PROMPT
Go through the material below and copy each line where the word "whose" appears.

RECORDS FOR THE EXERCISE
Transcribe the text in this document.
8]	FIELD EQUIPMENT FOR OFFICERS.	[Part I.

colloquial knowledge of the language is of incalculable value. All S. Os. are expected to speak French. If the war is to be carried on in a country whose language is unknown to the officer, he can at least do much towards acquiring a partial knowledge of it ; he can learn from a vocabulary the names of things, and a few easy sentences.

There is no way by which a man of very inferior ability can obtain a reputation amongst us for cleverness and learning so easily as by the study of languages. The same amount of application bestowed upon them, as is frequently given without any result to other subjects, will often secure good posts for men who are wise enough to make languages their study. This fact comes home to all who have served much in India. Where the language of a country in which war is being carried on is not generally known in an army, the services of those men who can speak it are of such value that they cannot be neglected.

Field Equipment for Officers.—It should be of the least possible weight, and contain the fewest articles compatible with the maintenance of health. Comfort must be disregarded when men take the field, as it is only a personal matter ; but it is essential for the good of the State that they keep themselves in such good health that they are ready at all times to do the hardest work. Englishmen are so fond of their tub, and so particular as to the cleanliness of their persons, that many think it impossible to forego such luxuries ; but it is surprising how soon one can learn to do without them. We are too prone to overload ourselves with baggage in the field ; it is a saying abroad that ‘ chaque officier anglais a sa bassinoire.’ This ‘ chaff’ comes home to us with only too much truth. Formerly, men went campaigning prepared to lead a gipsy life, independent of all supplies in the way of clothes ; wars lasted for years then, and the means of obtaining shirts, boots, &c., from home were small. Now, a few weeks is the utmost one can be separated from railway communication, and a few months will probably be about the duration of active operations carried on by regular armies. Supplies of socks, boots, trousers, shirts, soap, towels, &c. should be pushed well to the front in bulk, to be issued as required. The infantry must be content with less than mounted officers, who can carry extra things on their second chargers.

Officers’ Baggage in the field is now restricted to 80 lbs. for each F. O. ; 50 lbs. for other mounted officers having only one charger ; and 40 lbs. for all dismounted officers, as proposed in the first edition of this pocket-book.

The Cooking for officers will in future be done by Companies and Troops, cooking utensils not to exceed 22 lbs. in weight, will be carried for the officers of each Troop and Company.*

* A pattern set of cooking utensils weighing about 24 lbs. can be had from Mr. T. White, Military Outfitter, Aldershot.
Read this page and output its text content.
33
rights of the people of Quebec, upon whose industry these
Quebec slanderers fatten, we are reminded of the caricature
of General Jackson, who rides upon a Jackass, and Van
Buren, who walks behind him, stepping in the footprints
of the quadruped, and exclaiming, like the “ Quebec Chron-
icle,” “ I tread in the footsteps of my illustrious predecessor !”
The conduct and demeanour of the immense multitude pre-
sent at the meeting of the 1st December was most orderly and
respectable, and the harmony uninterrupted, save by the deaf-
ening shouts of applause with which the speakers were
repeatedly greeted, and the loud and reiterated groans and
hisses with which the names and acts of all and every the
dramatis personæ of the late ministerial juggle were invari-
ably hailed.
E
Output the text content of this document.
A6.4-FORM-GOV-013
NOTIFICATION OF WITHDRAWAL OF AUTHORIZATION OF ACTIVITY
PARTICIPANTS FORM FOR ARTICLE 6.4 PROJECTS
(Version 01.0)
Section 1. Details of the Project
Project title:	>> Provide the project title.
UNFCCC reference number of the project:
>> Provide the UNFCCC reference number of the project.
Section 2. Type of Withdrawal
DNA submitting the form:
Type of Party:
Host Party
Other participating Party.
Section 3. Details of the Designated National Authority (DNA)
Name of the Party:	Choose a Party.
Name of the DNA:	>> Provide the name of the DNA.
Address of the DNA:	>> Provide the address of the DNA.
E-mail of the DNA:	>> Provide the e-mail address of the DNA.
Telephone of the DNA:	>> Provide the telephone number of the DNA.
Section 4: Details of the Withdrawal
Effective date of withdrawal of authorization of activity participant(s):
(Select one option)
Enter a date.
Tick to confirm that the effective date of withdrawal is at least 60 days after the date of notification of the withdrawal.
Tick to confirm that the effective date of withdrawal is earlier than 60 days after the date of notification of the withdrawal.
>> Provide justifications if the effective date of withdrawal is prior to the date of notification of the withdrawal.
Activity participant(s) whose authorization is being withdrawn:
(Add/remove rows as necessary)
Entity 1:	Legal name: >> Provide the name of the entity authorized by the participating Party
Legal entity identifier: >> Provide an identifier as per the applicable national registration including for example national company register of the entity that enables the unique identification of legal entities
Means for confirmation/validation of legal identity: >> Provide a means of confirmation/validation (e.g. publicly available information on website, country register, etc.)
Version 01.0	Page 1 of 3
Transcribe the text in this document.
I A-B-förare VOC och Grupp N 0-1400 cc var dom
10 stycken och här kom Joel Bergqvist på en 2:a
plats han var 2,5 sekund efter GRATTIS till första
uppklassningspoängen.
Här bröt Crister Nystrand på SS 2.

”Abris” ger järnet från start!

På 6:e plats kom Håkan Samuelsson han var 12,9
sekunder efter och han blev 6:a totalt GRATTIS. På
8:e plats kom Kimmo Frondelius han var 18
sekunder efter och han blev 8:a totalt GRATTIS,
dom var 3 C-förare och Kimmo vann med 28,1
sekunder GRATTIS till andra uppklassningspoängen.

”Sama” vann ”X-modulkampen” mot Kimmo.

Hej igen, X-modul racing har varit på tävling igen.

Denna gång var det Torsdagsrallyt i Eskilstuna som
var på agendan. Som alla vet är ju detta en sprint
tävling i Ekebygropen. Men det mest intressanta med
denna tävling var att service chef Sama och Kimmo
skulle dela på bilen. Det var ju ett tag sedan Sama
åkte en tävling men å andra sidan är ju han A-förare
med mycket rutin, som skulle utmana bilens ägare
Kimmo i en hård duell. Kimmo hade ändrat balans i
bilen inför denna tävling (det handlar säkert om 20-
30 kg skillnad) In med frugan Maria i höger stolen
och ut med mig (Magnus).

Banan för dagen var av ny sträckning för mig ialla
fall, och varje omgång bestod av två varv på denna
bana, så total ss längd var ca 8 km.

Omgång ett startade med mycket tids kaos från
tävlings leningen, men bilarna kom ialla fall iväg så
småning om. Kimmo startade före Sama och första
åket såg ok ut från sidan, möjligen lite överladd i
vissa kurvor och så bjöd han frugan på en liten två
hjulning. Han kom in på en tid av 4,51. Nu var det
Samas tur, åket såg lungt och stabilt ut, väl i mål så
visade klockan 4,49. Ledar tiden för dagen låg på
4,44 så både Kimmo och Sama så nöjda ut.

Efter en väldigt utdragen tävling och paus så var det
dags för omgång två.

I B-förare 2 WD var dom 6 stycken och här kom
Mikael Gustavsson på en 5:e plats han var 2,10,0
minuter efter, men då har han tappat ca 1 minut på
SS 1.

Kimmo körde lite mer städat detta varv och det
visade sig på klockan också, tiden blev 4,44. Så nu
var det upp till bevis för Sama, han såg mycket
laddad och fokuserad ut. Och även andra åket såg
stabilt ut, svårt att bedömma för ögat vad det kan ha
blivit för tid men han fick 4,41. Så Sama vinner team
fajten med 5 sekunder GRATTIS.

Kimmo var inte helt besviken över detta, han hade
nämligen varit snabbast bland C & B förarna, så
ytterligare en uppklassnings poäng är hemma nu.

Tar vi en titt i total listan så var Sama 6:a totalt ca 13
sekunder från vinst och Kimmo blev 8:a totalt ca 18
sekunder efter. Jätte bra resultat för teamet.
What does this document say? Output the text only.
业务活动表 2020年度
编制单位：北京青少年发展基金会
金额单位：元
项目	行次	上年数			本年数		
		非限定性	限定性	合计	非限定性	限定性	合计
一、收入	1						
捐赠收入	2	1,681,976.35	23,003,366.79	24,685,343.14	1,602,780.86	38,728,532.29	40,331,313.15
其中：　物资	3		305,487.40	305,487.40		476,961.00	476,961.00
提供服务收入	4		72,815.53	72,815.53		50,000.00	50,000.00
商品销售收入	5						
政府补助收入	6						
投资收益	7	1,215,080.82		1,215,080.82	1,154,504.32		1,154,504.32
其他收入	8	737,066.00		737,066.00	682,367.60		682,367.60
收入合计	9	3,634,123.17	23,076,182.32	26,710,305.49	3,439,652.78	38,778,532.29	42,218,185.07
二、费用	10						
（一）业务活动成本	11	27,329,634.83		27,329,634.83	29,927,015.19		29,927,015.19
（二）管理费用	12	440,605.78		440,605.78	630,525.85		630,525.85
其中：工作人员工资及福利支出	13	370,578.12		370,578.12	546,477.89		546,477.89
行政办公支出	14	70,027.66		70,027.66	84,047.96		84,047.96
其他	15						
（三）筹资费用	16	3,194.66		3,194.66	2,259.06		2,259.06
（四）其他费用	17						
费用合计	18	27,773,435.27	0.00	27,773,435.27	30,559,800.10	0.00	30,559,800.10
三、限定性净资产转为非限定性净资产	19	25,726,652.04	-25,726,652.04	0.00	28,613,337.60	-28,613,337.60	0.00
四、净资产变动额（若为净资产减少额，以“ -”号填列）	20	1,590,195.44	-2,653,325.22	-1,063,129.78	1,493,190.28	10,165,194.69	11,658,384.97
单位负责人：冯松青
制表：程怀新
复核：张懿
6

TASK ANSWER
colloquial knowledge of the language is of incalculable value. All S. Os. are expected to speak French. If the war is to be carried on in a country whose language is unknown to the officer, he can at least do much towards acquiring a partial knowledge of it ; he can learn from a vocabulary the names of things, and a few easy sentences.
rights of the people of Quebec, upon whose industry these
Activity participant(s) whose authorization is being withdrawn:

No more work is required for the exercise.